* _GIVEN PASSAGE_
• • • • •

What WE need
Written by: George Sheppard
A significant number of schools in Newfoundland and Labrador take the form of K-12, with a student population of less than 100. These schools are dotted across our province in areas where the school community often consists of people from three or more small communities. I have had the good fortune to have been an administrator/teacher in this type of environment for more than 20 years. Often, the connections teachers make with students and their families extends beyond the school.
The spirit of community living, either by the sea or inland, requires all who have dedicated their lives to the betterment of the children we educate, to strive to understand the changing societal norms and to make these connections meaningful. I have always considered myself a “student first” educator, thinking the time I invested in extracurricular and community-based activities, gave me an understanding and connection with students that others may not have.

• • • • •

* _RECORDED DATA_

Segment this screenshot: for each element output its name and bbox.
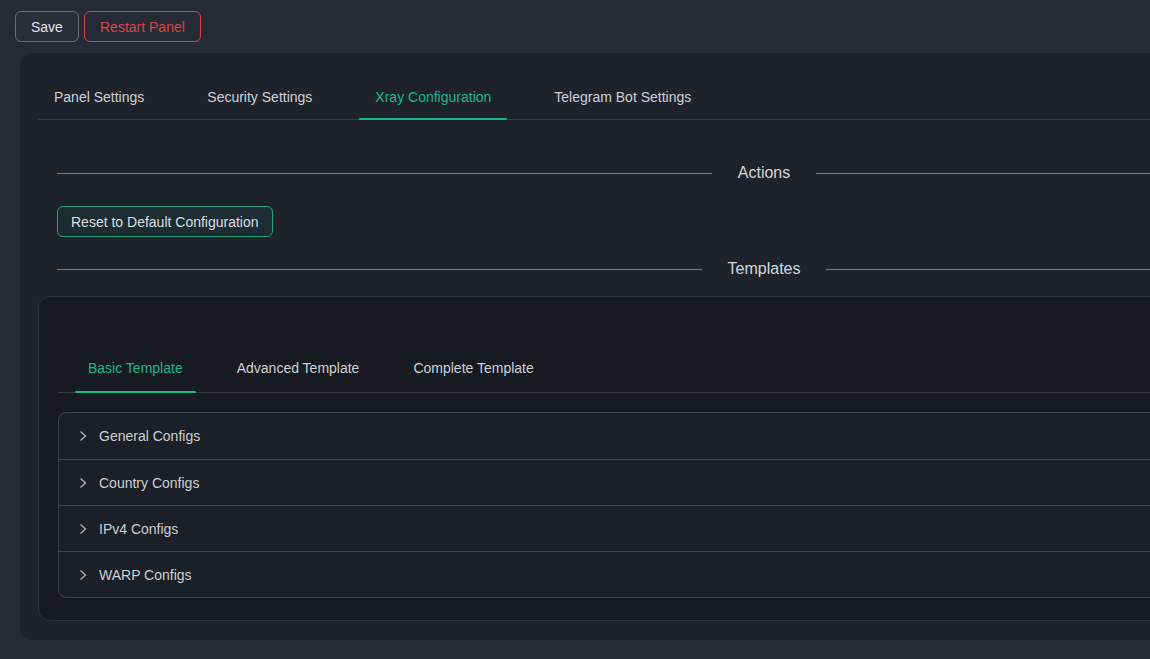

• • • • •

* _TASK PROMPT_
From the passage on small K-12 schools in Newfoundland and Labrador, pull out the text from "What WE need" up to and including "beyond the school.".

* _RESPONSE BELOW_
What WE need
Written by: George Sheppard
A significant number of schools in Newfoundland and Labrador take the form of K-12, with a student population of less than 100. These schools are dotted across our province in areas where the school community often consists of people from three or more small communities. I have had the good fortune to have been an administrator/teacher in this type of environment for more than 20 years. Often, the connections teachers make with students and their families extends beyond the school.